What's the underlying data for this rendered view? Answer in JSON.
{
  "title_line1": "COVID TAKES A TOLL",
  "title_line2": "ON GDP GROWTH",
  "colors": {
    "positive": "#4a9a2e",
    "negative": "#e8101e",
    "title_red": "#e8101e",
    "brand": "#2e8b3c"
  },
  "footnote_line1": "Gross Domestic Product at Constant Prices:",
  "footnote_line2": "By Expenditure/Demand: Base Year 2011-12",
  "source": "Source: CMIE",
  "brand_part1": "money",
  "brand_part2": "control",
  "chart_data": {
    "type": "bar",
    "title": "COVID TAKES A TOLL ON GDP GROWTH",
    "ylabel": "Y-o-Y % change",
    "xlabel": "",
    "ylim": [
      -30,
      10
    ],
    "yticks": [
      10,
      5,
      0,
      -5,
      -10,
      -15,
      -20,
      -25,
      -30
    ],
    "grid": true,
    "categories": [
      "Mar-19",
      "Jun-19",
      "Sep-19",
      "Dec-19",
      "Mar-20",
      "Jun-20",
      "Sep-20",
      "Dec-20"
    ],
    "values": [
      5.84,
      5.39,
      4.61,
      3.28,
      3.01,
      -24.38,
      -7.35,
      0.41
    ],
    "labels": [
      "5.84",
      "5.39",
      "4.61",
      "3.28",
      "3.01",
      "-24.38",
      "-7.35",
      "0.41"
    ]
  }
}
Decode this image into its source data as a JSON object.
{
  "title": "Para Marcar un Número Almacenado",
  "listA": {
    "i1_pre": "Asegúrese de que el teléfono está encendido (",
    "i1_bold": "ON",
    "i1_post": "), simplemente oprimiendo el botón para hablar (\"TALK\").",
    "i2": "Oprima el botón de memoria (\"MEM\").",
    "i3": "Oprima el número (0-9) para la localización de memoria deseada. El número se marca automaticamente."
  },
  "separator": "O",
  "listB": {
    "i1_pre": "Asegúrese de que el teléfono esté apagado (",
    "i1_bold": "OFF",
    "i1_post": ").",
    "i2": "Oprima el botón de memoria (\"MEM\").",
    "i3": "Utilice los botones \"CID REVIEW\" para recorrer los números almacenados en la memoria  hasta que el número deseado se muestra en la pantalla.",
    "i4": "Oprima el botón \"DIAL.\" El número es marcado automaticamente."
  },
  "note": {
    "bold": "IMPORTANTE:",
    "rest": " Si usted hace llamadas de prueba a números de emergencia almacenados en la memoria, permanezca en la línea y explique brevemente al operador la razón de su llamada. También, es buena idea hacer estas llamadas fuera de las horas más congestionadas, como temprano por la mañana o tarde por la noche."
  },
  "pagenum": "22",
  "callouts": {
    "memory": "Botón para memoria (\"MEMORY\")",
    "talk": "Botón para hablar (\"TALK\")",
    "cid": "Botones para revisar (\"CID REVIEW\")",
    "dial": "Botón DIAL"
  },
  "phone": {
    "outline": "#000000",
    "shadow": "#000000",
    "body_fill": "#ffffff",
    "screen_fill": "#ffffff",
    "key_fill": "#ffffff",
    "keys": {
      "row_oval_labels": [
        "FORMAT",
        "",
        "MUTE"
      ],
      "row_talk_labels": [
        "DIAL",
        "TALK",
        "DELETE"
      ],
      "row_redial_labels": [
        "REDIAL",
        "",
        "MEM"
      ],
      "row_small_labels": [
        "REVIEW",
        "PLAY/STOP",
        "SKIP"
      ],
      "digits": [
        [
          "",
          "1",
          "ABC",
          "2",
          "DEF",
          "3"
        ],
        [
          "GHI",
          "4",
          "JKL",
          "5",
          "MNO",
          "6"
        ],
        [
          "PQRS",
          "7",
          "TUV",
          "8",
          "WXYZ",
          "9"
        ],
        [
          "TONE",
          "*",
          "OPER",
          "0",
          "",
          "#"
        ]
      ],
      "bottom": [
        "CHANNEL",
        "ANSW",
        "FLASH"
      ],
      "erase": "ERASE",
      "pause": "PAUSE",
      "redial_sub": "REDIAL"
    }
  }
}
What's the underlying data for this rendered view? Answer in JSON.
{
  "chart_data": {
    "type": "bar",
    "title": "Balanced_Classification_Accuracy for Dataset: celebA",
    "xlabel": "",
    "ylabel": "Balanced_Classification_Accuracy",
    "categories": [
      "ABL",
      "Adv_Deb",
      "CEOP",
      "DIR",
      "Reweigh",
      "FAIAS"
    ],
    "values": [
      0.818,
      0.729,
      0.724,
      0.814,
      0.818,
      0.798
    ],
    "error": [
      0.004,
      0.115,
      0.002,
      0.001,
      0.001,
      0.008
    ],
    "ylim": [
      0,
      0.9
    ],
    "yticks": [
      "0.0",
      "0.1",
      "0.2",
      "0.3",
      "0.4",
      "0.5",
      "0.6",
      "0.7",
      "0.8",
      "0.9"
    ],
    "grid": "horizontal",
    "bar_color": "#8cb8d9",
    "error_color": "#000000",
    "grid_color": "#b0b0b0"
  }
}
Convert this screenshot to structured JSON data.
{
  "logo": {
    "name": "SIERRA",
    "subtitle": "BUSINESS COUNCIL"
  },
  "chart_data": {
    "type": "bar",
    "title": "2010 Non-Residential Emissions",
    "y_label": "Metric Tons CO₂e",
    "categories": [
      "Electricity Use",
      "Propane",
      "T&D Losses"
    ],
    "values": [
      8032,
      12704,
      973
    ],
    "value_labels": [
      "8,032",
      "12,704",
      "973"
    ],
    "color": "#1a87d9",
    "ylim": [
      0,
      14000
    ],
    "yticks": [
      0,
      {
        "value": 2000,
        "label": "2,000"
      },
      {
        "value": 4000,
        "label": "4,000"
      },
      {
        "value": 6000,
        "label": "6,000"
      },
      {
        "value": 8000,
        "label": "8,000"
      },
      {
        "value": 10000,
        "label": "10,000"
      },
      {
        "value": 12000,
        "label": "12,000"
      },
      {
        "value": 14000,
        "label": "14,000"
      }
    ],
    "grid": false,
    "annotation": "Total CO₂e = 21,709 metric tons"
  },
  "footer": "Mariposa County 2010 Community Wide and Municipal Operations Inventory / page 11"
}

REQUIREMENTS:
Print the records above exactly as they appear.

FULL SOLUTION:
What's the underlying data for this rendered view? Answer in JSON.
{
  "title_line1": "COVID TAKES A TOLL",
  "title_line2": "ON GDP GROWTH",
  "colors": {
    "positive": "#4a9a2e",
    "negative": "#e8101e",
    "title_red": "#e8101e",
    "brand": "#2e8b3c"
  },
  "footnote_line1": "Gross Domestic Product at Constant Prices:",
  "footnote_line2": "By Expenditure/Demand: Base Year 2011-12",
  "source": "Source: CMIE",
  "brand_part1": "money",
  "brand_part2": "control",
  "chart_data": {
    "type": "bar",
    "title": "COVID TAKES A TOLL ON GDP GROWTH",
    "ylabel": "Y-o-Y % change",
    "xlabel": "",
    "ylim": [
      -30,
      10
    ],
    "yticks": [
      10,
      5,
      0,
      -5,
      -10,
      -15,
      -20,
      -25,
      -30
    ],
    "grid": true,
    "categories": [
      "Mar-19",
      "Jun-19",
      "Sep-19",
      "Dec-19",
      "Mar-20",
      "Jun-20",
      "Sep-20",
      "Dec-20"
    ],
    "values": [
      5.84,
      5.39,
      4.61,
      3.28,
      3.01,
      -24.38,
      -7.35,
      0.41
    ],
    "labels": [
      "5.84",
      "5.39",
      "4.61",
      "3.28",
      "3.01",
      "-24.38",
      "-7.35",
      "0.41"
    ]
  }
}
Decode this image into its source data as a JSON object.
{
  "title": "Para Marcar un Número Almacenado",
  "listA": {
    "i1_pre": "Asegúrese de que el teléfono está encendido (",
    "i1_bold": "ON",
    "i1_post": "), simplemente oprimiendo el botón para hablar (\"TALK\").",
    "i2": "Oprima el botón de memoria (\"MEM\").",
    "i3": "Oprima el número (0-9) para la localización de memoria deseada. El número se marca automaticamente."
  },
  "separator": "O",
  "listB": {
    "i1_pre": "Asegúrese de que el teléfono esté apagado (",
    "i1_bold": "OFF",
    "i1_post": ").",
    "i2": "Oprima el botón de memoria (\"MEM\").",
    "i3": "Utilice los botones \"CID REVIEW\" para recorrer los números almacenados en la memoria  hasta que el número deseado se muestra en la pantalla.",
    "i4": "Oprima el botón \"DIAL.\" El número es marcado automaticamente."
  },
  "note": {
    "bold": "IMPORTANTE:",
    "rest": " Si usted hace llamadas de prueba a números de emergencia almacenados en la memoria, permanezca en la línea y explique brevemente al operador la razón de su llamada. También, es buena idea hacer estas llamadas fuera de las horas más congestionadas, como temprano por la mañana o tarde por la noche."
  },
  "pagenum": "22",
  "callouts": {
    "memory": "Botón para memoria (\"MEMORY\")",
    "talk": "Botón para hablar (\"TALK\")",
    "cid": "Botones para revisar (\"CID REVIEW\")",
    "dial": "Botón DIAL"
  },
  "phone": {
    "outline": "#000000",
    "shadow": "#000000",
    "body_fill": "#ffffff",
    "screen_fill": "#ffffff",
    "key_fill": "#ffffff",
    "keys": {
      "row_oval_labels": [
        "FORMAT",
        "",
        "MUTE"
      ],
      "row_talk_labels": [
        "DIAL",
        "TALK",
        "DELETE"
      ],
      "row_redial_labels": [
        "REDIAL",
        "",
        "MEM"
      ],
      "row_small_labels": [
        "REVIEW",
        "PLAY/STOP",
        "SKIP"
      ],
      "digits": [
        [
          "",
          "1",
          "ABC",
          "2",
          "DEF",
          "3"
        ],
        [
          "GHI",
          "4",
          "JKL",
          "5",
          "MNO",
          "6"
        ],
        [
          "PQRS",
          "7",
          "TUV",
          "8",
          "WXYZ",
          "9"
        ],
        [
          "TONE",
          "*",
          "OPER",
          "0",
          "",
          "#"
        ]
      ],
      "bottom": [
        "CHANNEL",
        "ANSW",
        "FLASH"
      ],
      "erase": "ERASE",
      "pause": "PAUSE",
      "redial_sub": "REDIAL"
    }
  }
}
What's the underlying data for this rendered view? Answer in JSON.
{
  "chart_data": {
    "type": "bar",
    "title": "Balanced_Classification_Accuracy for Dataset: celebA",
    "xlabel": "",
    "ylabel": "Balanced_Classification_Accuracy",
    "categories": [
      "ABL",
      "Adv_Deb",
      "CEOP",
      "DIR",
      "Reweigh",
      "FAIAS"
    ],
    "values": [
      0.818,
      0.729,
      0.724,
      0.814,
      0.818,
      0.798
    ],
    "error": [
      0.004,
      0.115,
      0.002,
      0.001,
      0.001,
      0.008
    ],
    "ylim": [
      0,
      0.9
    ],
    "yticks": [
      "0.0",
      "0.1",
      "0.2",
      "0.3",
      "0.4",
      "0.5",
      "0.6",
      "0.7",
      "0.8",
      "0.9"
    ],
    "grid": "horizontal",
    "bar_color": "#8cb8d9",
    "error_color": "#000000",
    "grid_color": "#b0b0b0"
  }
}
Convert this screenshot to structured JSON data.
{
  "logo": {
    "name": "SIERRA",
    "subtitle": "BUSINESS COUNCIL"
  },
  "chart_data": {
    "type": "bar",
    "title": "2010 Non-Residential Emissions",
    "y_label": "Metric Tons CO₂e",
    "categories": [
      "Electricity Use",
      "Propane",
      "T&D Losses"
    ],
    "values": [
      8032,
      12704,
      973
    ],
    "value_labels": [
      "8,032",
      "12,704",
      "973"
    ],
    "color": "#1a87d9",
    "ylim": [
      0,
      14000
    ],
    "yticks": [
      0,
      {
        "value": 2000,
        "label": "2,000"
      },
      {
        "value": 4000,
        "label": "4,000"
      },
      {
        "value": 6000,
        "label": "6,000"
      },
      {
        "value": 8000,
        "label": "8,000"
      },
      {
        "value": 10000,
        "label": "10,000"
      },
      {
        "value": 12000,
        "label": "12,000"
      },
      {
        "value": 14000,
        "label": "14,000"
      }
    ],
    "grid": false,
    "annotation": "Total CO₂e = 21,709 metric tons"
  },
  "footer": "Mariposa County 2010 Community Wide and Municipal Operations Inventory / page 11"
}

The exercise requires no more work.